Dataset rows
....................

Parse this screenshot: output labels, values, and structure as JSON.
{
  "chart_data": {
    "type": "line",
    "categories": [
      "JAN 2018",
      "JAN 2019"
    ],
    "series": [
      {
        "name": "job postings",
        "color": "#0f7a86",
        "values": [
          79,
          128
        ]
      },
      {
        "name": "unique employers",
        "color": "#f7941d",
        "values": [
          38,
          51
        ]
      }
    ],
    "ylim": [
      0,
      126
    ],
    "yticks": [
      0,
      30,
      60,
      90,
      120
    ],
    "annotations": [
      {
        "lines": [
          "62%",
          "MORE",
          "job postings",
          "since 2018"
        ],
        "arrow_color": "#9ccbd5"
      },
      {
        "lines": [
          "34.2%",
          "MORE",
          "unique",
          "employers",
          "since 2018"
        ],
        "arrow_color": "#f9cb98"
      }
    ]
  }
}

....................

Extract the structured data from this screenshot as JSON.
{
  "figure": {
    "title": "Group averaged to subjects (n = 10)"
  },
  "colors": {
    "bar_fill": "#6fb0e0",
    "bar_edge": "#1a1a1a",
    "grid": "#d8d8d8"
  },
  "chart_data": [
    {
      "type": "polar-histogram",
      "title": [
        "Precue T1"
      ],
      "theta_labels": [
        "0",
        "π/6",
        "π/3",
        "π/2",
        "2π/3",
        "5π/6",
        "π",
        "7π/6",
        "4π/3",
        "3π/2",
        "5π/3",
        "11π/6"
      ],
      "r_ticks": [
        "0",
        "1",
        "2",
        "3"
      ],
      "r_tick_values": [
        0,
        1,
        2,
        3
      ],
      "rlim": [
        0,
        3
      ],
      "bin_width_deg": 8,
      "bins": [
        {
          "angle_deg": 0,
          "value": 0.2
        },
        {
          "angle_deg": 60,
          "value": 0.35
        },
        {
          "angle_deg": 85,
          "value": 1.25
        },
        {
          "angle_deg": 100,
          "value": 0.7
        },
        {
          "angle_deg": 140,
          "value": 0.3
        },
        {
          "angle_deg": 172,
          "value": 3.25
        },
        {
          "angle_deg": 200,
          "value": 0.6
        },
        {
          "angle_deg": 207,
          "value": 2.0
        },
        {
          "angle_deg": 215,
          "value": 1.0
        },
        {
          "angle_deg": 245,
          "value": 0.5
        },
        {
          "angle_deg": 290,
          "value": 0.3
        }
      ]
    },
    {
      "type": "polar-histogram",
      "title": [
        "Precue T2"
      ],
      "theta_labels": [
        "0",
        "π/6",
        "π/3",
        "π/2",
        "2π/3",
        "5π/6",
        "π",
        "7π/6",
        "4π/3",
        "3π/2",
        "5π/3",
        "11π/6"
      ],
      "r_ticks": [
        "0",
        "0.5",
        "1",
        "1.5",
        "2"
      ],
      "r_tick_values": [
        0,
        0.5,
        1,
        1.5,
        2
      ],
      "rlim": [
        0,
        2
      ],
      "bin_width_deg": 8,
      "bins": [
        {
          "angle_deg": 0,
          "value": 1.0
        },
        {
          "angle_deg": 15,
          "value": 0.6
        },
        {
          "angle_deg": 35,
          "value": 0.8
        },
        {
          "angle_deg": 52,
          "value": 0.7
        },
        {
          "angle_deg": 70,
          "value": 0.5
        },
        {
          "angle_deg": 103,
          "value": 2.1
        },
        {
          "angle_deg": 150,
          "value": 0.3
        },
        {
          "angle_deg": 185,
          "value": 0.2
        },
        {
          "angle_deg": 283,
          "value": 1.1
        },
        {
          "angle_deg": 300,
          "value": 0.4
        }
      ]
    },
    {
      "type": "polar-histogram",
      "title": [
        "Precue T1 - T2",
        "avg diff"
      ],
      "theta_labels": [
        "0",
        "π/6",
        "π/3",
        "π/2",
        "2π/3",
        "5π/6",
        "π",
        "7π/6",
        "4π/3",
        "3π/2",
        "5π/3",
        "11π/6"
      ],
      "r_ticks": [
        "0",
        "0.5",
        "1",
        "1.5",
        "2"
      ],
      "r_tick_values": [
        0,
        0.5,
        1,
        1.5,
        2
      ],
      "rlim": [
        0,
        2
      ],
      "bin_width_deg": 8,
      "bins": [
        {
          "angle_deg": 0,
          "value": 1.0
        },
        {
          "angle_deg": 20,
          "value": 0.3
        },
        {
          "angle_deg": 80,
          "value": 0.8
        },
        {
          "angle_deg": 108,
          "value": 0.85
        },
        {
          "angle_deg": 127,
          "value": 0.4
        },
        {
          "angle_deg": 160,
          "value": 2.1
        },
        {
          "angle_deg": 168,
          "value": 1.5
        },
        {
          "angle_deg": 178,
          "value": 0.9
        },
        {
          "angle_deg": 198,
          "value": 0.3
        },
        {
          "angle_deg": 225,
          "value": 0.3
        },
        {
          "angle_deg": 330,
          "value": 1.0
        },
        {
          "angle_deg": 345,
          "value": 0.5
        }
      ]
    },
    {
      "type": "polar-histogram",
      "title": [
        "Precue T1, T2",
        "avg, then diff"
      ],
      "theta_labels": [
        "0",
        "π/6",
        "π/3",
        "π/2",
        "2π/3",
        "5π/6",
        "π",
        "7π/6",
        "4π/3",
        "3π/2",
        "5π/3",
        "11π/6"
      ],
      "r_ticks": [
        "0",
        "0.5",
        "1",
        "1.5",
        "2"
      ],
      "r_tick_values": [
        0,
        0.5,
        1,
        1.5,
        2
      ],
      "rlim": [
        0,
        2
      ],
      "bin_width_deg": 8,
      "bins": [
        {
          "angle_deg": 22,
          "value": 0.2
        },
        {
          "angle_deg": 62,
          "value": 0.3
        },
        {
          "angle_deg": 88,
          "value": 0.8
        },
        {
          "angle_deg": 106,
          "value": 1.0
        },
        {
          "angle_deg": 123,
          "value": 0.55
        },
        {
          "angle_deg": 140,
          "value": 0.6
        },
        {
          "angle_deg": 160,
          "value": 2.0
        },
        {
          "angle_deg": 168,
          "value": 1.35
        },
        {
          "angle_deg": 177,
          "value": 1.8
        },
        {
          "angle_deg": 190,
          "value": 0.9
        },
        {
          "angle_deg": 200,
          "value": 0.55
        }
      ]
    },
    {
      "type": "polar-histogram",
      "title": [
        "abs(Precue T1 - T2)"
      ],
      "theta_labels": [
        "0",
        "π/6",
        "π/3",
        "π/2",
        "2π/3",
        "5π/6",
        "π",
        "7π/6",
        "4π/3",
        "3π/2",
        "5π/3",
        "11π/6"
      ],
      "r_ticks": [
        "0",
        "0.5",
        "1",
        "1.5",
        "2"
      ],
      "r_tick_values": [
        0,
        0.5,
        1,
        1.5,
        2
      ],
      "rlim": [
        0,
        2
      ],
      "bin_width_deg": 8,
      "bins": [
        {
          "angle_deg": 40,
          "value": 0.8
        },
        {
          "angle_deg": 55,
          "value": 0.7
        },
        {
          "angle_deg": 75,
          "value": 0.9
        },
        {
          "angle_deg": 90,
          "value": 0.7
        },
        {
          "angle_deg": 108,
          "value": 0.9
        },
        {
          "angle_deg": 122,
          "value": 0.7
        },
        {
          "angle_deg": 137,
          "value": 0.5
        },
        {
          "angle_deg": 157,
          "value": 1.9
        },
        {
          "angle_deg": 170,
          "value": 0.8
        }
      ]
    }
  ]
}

....................

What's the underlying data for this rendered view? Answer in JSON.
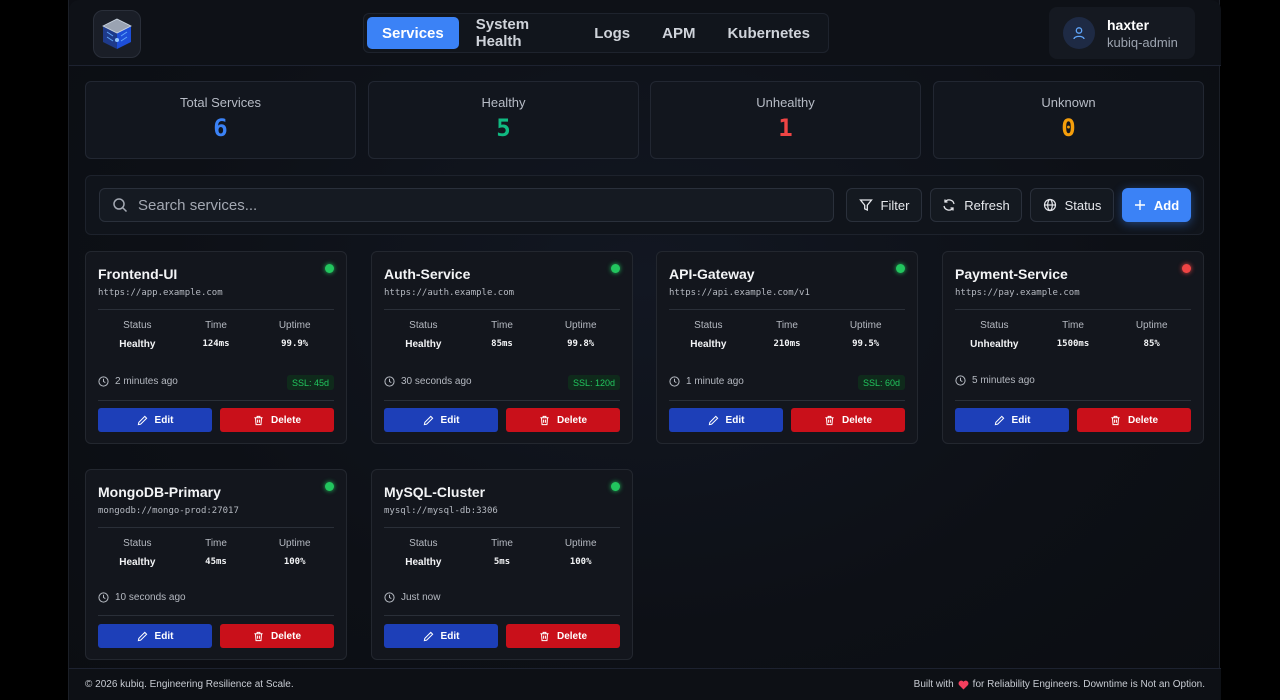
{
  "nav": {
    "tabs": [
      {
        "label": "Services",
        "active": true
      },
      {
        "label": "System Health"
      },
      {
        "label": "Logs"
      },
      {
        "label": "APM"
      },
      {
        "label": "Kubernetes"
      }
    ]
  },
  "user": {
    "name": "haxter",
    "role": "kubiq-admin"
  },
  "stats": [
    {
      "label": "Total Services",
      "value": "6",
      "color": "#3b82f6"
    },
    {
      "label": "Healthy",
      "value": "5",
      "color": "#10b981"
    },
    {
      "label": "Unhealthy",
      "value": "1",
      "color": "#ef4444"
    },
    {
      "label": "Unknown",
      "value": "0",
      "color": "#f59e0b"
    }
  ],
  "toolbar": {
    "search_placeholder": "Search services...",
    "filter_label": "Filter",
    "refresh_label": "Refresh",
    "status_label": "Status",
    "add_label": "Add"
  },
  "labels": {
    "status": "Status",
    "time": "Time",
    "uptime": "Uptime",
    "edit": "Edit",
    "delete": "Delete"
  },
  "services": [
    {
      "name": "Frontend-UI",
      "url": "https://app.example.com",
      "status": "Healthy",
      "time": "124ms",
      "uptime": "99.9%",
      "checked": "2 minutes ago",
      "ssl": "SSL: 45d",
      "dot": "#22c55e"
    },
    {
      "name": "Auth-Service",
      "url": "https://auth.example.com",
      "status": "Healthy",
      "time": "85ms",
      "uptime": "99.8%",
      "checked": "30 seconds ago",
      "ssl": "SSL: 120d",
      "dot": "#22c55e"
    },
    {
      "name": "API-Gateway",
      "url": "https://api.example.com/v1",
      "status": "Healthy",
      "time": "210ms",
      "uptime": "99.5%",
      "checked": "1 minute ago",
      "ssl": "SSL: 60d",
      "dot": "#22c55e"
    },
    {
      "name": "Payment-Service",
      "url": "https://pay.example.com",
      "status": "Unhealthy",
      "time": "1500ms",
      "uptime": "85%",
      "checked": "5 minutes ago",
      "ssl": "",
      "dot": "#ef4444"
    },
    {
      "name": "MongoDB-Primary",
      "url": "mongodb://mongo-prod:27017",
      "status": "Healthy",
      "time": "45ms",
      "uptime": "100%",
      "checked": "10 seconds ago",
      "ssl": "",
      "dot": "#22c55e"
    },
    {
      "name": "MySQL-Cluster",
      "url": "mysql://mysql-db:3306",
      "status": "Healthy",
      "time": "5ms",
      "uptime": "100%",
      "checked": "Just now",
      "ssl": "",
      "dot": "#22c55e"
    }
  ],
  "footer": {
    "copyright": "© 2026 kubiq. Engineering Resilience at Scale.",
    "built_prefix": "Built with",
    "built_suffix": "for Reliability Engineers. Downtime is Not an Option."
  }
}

....................

Count every line of the records that holds the string "Precue". Write only the total.

* **Problem solution**
5